Items from a dataset:
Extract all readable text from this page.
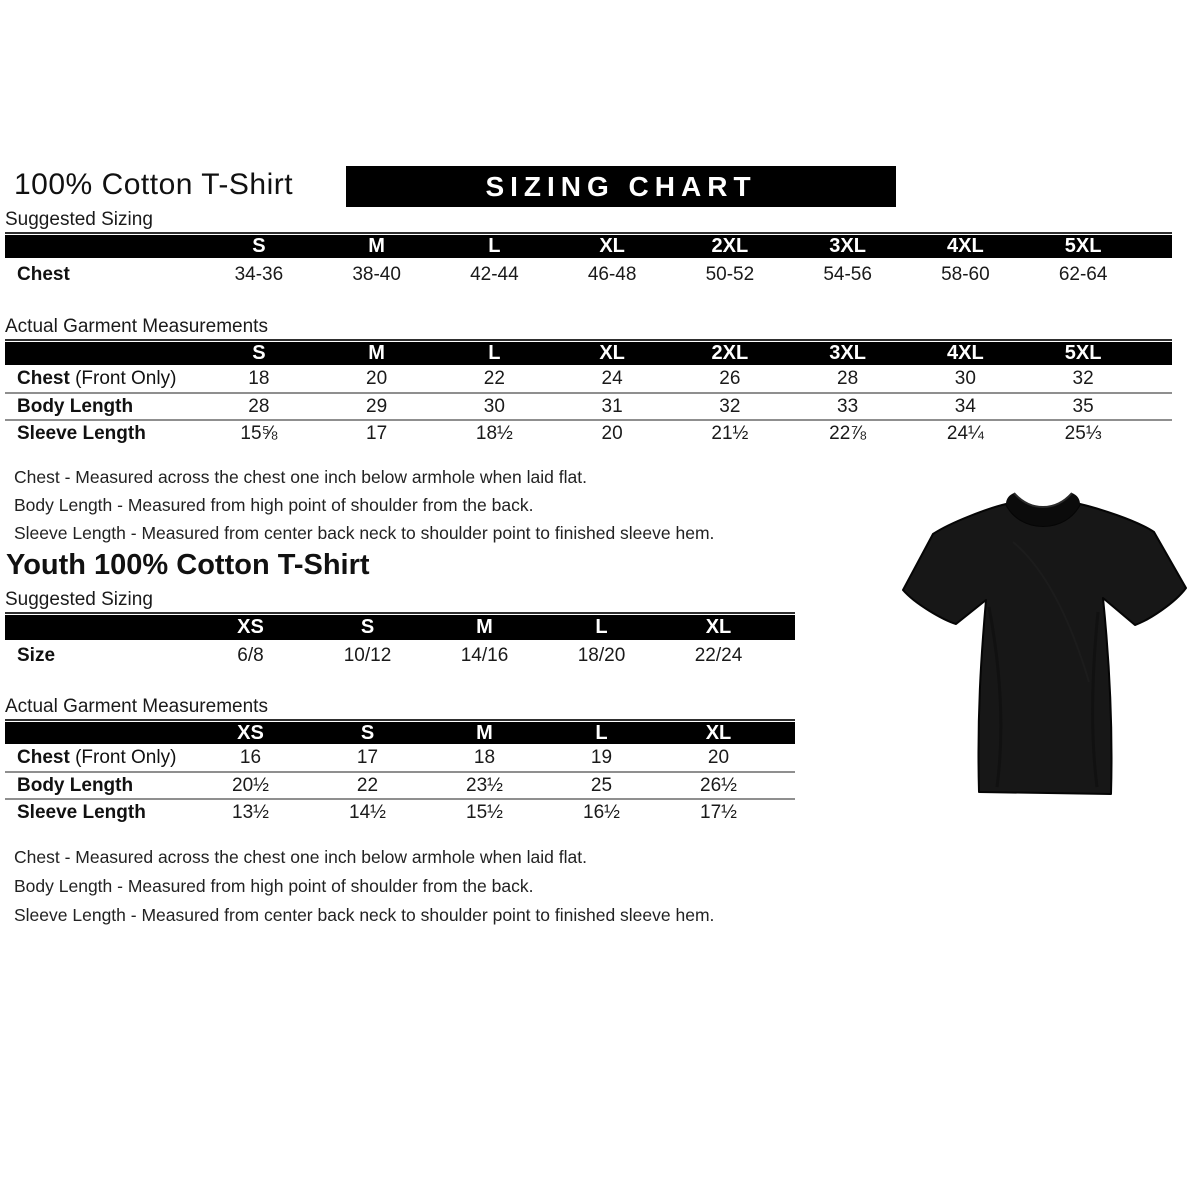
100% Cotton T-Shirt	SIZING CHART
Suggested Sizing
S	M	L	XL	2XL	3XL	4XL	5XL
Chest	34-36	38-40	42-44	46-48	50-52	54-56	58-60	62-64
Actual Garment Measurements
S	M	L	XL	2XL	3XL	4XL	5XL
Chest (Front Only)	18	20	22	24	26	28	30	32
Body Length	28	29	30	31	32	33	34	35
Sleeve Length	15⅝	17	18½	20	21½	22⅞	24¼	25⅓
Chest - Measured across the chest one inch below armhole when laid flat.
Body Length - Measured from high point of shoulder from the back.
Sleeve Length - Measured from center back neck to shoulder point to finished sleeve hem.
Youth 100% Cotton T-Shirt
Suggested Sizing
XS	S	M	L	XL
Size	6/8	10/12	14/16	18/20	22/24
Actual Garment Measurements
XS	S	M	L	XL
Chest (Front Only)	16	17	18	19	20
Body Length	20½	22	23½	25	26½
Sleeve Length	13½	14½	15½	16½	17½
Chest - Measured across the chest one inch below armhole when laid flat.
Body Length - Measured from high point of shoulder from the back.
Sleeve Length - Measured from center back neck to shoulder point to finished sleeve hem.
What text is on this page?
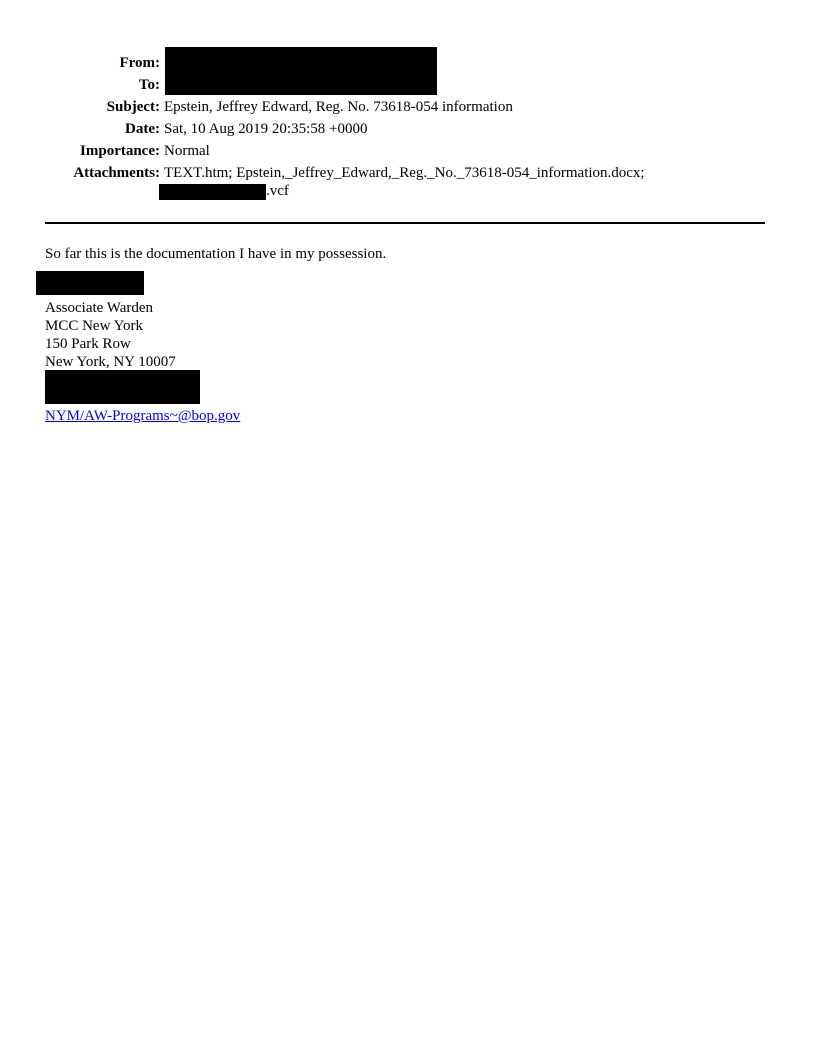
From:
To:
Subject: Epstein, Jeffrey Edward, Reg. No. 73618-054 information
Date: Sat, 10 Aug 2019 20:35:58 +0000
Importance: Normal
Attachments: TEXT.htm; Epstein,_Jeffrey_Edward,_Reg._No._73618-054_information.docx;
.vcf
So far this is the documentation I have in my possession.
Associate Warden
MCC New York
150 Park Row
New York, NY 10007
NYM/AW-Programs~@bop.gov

§ Exercise goal: Repeat only the lines from the one with "What text is on this page?" through the end of the data, both included and exactly as written. Pictures stay out of the copy.

§ Exercise answer:
What text is on this page?
From:
To:
Subject: Epstein, Jeffrey Edward, Reg. No. 73618-054 information
Date: Sat, 10 Aug 2019 20:35:58 +0000
Importance: Normal
Attachments: TEXT.htm; Epstein,_Jeffrey_Edward,_Reg._No._73618-054_information.docx;
.vcf
So far this is the documentation I have in my possession.
Associate Warden
MCC New York
150 Park Row
New York, NY 10007
NYM/AW-Programs~@bop.gov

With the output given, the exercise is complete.